#### WHAT TO WORK ON:
Search the material below for the string "this" and list each line that holds it.

#### INPUT RECORDS:
----

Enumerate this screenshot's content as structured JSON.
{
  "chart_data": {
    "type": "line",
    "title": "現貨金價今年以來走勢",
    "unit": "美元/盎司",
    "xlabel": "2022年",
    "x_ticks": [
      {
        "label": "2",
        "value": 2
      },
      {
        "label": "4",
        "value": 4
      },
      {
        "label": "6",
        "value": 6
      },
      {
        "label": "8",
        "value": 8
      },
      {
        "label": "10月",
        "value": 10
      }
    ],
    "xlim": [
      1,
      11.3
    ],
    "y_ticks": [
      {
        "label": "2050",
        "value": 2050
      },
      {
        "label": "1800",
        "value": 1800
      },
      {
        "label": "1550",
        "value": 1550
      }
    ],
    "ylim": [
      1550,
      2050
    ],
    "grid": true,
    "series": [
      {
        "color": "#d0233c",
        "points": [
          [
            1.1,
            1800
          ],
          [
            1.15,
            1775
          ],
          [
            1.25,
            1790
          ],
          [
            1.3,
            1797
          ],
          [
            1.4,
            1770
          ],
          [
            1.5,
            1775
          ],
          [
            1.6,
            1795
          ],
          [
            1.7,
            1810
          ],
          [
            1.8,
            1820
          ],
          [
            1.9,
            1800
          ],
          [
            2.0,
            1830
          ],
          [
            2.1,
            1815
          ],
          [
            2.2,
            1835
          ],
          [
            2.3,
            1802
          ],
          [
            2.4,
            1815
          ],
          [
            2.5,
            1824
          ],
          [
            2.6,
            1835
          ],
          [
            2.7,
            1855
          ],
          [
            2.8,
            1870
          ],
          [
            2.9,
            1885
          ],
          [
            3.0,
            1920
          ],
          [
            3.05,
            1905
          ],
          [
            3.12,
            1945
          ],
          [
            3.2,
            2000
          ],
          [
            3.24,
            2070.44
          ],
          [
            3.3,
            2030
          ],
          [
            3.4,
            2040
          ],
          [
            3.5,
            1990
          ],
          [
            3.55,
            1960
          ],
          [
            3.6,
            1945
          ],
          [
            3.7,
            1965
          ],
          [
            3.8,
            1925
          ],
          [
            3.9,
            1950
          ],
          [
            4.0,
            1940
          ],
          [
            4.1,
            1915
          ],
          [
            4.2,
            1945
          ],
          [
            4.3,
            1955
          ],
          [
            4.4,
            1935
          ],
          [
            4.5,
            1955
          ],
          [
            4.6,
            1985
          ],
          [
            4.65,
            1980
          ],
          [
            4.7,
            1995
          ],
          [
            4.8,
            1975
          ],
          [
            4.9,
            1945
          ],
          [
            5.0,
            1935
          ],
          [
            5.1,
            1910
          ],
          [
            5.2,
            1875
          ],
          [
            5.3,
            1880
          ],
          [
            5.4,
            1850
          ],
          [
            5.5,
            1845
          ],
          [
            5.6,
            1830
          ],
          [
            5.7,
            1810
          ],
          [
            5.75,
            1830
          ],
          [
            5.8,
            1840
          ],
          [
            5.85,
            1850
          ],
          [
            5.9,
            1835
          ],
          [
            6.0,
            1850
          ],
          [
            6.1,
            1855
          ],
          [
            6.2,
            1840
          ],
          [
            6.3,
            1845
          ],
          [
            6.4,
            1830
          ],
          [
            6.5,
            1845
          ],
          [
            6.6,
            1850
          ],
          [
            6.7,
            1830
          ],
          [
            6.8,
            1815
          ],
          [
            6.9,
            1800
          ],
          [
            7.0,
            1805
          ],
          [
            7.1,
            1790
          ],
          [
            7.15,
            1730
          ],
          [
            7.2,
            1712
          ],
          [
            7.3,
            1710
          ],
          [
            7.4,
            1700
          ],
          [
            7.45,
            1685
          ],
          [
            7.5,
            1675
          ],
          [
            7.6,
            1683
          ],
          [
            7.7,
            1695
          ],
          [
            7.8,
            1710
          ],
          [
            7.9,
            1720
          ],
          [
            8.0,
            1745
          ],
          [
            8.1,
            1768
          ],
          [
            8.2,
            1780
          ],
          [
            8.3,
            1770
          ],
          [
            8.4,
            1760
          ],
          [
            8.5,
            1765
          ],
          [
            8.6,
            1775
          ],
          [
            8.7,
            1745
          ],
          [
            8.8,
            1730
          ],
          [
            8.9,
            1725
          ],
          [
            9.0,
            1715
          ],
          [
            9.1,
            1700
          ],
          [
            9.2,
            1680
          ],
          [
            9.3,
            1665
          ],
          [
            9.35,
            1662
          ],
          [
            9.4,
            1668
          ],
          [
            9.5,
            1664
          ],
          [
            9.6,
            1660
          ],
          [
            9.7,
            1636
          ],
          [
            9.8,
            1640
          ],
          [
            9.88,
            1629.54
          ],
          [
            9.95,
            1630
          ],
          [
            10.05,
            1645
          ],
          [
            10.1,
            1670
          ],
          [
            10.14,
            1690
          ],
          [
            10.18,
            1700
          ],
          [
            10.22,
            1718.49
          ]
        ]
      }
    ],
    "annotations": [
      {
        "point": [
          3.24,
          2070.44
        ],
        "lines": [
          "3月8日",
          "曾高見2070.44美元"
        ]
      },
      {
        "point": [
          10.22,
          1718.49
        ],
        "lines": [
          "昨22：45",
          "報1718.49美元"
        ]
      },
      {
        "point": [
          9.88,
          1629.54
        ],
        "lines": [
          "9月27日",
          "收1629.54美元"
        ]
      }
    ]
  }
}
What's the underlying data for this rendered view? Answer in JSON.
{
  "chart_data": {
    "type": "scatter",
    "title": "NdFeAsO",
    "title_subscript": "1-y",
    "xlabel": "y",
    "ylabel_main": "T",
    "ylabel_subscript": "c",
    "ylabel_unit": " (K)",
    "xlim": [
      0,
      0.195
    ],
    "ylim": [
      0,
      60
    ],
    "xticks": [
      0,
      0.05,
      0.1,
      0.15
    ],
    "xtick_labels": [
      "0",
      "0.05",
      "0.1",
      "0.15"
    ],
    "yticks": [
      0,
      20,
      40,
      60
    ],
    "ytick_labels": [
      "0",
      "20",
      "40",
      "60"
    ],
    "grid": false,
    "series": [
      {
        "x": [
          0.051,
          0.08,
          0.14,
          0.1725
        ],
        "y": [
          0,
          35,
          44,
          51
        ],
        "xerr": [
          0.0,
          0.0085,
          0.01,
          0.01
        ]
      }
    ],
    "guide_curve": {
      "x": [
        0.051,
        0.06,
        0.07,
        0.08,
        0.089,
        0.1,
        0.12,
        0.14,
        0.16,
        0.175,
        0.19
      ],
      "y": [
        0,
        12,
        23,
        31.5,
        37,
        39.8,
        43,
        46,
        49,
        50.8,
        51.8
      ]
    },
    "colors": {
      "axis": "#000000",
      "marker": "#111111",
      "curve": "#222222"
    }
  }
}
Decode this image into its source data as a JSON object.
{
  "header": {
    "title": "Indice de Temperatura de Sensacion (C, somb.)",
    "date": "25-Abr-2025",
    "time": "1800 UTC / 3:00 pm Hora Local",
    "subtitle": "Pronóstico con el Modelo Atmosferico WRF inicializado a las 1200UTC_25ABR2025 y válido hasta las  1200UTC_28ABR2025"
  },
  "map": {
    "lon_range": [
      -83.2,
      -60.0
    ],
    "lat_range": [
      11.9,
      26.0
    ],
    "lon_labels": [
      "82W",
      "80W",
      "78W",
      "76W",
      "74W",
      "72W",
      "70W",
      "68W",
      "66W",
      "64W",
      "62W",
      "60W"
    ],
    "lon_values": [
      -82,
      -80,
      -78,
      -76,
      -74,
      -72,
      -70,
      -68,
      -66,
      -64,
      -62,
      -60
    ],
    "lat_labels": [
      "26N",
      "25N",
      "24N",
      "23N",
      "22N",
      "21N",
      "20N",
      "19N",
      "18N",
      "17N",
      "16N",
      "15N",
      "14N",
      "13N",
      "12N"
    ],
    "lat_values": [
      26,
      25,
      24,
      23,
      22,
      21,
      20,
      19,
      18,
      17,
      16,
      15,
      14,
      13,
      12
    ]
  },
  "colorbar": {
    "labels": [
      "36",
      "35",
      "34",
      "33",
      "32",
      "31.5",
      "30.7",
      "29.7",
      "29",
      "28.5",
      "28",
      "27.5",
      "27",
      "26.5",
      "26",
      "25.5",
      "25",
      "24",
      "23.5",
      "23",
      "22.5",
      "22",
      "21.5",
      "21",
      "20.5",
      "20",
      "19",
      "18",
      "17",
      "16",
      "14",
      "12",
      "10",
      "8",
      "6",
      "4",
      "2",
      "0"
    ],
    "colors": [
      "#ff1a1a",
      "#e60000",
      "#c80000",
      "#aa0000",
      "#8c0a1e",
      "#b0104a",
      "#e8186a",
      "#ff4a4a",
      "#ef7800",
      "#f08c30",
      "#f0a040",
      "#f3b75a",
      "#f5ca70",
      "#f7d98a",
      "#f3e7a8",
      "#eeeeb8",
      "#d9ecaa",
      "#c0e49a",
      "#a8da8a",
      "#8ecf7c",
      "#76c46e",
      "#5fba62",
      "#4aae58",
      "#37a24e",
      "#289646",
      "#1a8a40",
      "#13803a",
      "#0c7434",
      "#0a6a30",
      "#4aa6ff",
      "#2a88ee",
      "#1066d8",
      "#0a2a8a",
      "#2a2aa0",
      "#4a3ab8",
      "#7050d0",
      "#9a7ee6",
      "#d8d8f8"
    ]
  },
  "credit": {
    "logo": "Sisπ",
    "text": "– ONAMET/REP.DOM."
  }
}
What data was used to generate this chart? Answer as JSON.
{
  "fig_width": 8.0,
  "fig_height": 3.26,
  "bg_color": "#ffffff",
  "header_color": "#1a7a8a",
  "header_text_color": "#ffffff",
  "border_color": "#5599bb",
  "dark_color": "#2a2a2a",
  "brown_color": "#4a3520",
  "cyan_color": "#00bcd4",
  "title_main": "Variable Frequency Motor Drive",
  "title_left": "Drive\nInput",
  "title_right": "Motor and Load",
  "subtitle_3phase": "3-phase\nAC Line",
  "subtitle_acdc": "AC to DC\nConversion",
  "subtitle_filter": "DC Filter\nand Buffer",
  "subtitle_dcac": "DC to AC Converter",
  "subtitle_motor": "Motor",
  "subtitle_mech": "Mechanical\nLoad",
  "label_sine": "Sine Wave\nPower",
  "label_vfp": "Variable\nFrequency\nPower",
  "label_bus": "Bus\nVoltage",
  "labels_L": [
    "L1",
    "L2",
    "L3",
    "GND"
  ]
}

----

#### TASK RESULT:
Enumerate this screenshot's content as structured JSON.
What's the underlying data for this rendered view? Answer in JSON.
Decode this image into its source data as a JSON object.
What data was used to generate this chart? Answer as JSON.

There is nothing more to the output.